▶ [Consegna]:
Rispondi a queste domande sull'articolo che riguarda il ricorso della Fortitudo Bologna:
1. Quale organo ha giudicato inammissibile il ricorso?
2. A quale giornale l'avvocato Enrico Cassì ha commentato l'esito?
3. Secondo Cassì, quanto tempo dopo la presentazione del ricorso è arrivata la sentenza?

▶ [Estratto fornito]:

Nella giornata di ieri è arrivata la decisione del Collegio di Garanzia dello Sport del Coni riguardo il ricorso della Fortitudo Bologna sul caso Justin Robinson, che sarebbe stato schierato in campo nonostante fosse appena rientrato dal Covid-19, l’organo ha giudicato il ricorso inamissibile. L’avvocato della Effe Enrico Cassì ha commentato l’esito al Corriere dello Sport, dichiarando:

“Dal momento che la sentenza è arrivata oltre due mesi dopo la presentazione del ricorso e non incide più sulla classifica, i giudici del CONI si sono trincerati dietro l’inammissibilità per difetto di interesse ad agire. È una scelta che non ritengo condivisibile, ma questa è la giustizia sportiva. Una scelta che fa il paio con quella della Procura Federale che a suo tempo si rifiutò nei suoi gradi di giudizio, di esaminare il caso con la scusa che la regola non prevedeva sanzioni per il mancato rispetto. Una “svista” che solo nel paese di Pulcinella può non portare alle dimissioni dell’incompetente che ha scritto la legge. La Fortitudo aveva presentato un esposto alla Procura Federale, affinché l’organo interpellato accertasse se e chi a Pesaro fosse imputabile o meno di slealtà e scorrettezza o addirittura di frode e/o illecito sportivo. Fattispecie che, se confermate, potrebbero portare a sanzioni anche molto severe per la società marchigiana. Al momento la Procura sta ancora indagando, per cui non è possibile stabilire quando si esprimerà in modo definitivo sulla vicenda, vedremo”.

(Dati di analisi del layout dei documenti)
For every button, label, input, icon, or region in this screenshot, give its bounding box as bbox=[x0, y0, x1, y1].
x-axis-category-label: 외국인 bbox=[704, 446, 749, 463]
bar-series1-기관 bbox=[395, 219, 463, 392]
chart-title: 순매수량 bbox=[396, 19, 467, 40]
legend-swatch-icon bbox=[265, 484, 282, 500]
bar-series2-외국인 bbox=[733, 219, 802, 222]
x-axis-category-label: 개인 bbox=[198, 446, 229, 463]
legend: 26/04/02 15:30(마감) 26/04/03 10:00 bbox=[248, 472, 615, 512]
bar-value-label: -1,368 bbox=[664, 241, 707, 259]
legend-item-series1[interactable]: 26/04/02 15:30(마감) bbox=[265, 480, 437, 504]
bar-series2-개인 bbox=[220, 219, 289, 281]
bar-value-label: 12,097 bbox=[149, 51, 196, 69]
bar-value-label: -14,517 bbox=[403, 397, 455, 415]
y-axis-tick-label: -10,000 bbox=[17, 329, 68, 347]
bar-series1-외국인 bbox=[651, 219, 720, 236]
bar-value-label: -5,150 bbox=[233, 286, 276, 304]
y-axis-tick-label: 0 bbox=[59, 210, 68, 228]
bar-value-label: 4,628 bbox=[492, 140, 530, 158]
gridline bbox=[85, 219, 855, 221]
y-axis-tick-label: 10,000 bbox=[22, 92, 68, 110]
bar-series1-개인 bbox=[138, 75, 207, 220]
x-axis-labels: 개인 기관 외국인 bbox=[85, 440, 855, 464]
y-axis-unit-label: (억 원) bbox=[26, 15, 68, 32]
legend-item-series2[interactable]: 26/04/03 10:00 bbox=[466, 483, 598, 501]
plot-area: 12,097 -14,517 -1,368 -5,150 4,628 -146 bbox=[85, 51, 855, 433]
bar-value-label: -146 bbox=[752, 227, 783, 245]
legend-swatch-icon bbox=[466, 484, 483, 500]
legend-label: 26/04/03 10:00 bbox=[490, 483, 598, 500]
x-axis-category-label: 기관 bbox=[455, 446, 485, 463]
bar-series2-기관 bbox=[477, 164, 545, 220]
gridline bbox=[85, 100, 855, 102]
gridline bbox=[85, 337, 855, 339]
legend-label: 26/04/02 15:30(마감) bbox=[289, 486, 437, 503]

▶ [Spazio risposta]:
1. Il Collegio di Garanzia dello Sport del Coni.
2. Al Corriere dello Sport.
3. Oltre due mesi dopo.